■ REQUIREMENT
Retype each entry below exactly as it stands.

Dataset entries:

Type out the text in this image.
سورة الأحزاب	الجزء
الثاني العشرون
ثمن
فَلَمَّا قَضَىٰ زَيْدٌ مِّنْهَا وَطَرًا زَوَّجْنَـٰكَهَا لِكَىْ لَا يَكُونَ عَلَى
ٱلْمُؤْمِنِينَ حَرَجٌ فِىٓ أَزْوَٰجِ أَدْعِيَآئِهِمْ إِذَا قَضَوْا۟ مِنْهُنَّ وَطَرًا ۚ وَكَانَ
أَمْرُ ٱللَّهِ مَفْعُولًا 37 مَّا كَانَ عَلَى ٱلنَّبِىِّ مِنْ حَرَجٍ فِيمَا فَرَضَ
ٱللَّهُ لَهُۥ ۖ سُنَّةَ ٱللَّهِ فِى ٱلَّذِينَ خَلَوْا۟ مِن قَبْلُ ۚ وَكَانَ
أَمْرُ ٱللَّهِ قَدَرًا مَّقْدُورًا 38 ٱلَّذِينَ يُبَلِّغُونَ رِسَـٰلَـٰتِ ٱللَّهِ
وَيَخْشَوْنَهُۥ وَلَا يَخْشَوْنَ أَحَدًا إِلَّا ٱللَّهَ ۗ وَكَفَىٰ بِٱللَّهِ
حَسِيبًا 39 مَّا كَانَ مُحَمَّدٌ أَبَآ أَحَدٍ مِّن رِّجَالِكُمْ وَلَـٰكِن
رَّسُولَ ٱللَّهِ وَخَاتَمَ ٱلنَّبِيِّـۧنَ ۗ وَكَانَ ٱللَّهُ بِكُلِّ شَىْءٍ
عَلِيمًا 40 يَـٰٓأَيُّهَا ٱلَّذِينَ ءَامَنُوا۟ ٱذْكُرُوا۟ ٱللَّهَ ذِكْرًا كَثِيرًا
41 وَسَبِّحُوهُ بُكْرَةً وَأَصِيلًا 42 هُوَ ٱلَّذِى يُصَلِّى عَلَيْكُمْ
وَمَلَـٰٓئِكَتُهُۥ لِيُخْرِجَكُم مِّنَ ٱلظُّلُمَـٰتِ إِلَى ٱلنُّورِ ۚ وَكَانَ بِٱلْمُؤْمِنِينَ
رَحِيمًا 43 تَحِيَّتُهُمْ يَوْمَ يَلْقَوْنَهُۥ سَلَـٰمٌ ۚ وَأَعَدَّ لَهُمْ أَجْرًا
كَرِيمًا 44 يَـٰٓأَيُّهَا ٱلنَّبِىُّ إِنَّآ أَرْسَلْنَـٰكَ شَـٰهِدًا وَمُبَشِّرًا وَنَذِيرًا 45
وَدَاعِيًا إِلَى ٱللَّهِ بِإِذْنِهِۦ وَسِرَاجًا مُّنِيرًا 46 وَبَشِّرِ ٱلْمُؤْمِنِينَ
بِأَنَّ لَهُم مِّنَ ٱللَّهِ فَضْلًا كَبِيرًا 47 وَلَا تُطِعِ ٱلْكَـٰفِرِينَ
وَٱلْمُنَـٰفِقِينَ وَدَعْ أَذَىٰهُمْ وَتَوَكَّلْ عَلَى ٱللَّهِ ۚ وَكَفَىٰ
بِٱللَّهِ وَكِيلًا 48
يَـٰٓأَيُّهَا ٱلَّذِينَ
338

■ TASK RESPONSE
Type out the text in this image.
سورة الأحزاب	الجزء
الثاني العشرون
ثمن
فَلَمَّا قَضَىٰ زَيْدٌ مِّنْهَا وَطَرًا زَوَّجْنَـٰكَهَا لِكَىْ لَا يَكُونَ عَلَى
ٱلْمُؤْمِنِينَ حَرَجٌ فِىٓ أَزْوَٰجِ أَدْعِيَآئِهِمْ إِذَا قَضَوْا۟ مِنْهُنَّ وَطَرًا ۚ وَكَانَ
أَمْرُ ٱللَّهِ مَفْعُولًا 37 مَّا كَانَ عَلَى ٱلنَّبِىِّ مِنْ حَرَجٍ فِيمَا فَرَضَ
ٱللَّهُ لَهُۥ ۖ سُنَّةَ ٱللَّهِ فِى ٱلَّذِينَ خَلَوْا۟ مِن قَبْلُ ۚ وَكَانَ
أَمْرُ ٱللَّهِ قَدَرًا مَّقْدُورًا 38 ٱلَّذِينَ يُبَلِّغُونَ رِسَـٰلَـٰتِ ٱللَّهِ
وَيَخْشَوْنَهُۥ وَلَا يَخْشَوْنَ أَحَدًا إِلَّا ٱللَّهَ ۗ وَكَفَىٰ بِٱللَّهِ
حَسِيبًا 39 مَّا كَانَ مُحَمَّدٌ أَبَآ أَحَدٍ مِّن رِّجَالِكُمْ وَلَـٰكِن
رَّسُولَ ٱللَّهِ وَخَاتَمَ ٱلنَّبِيِّـۧنَ ۗ وَكَانَ ٱللَّهُ بِكُلِّ شَىْءٍ
عَلِيمًا 40 يَـٰٓأَيُّهَا ٱلَّذِينَ ءَامَنُوا۟ ٱذْكُرُوا۟ ٱللَّهَ ذِكْرًا كَثِيرًا
41 وَسَبِّحُوهُ بُكْرَةً وَأَصِيلًا 42 هُوَ ٱلَّذِى يُصَلِّى عَلَيْكُمْ
وَمَلَـٰٓئِكَتُهُۥ لِيُخْرِجَكُم مِّنَ ٱلظُّلُمَـٰتِ إِلَى ٱلنُّورِ ۚ وَكَانَ بِٱلْمُؤْمِنِينَ
رَحِيمًا 43 تَحِيَّتُهُمْ يَوْمَ يَلْقَوْنَهُۥ سَلَـٰمٌ ۚ وَأَعَدَّ لَهُمْ أَجْرًا
كَرِيمًا 44 يَـٰٓأَيُّهَا ٱلنَّبِىُّ إِنَّآ أَرْسَلْنَـٰكَ شَـٰهِدًا وَمُبَشِّرًا وَنَذِيرًا 45
وَدَاعِيًا إِلَى ٱللَّهِ بِإِذْنِهِۦ وَسِرَاجًا مُّنِيرًا 46 وَبَشِّرِ ٱلْمُؤْمِنِينَ
بِأَنَّ لَهُم مِّنَ ٱللَّهِ فَضْلًا كَبِيرًا 47 وَلَا تُطِعِ ٱلْكَـٰفِرِينَ
وَٱلْمُنَـٰفِقِينَ وَدَعْ أَذَىٰهُمْ وَتَوَكَّلْ عَلَى ٱللَّهِ ۚ وَكَفَىٰ
بِٱللَّهِ وَكِيلًا 48
يَـٰٓأَيُّهَا ٱلَّذِينَ
338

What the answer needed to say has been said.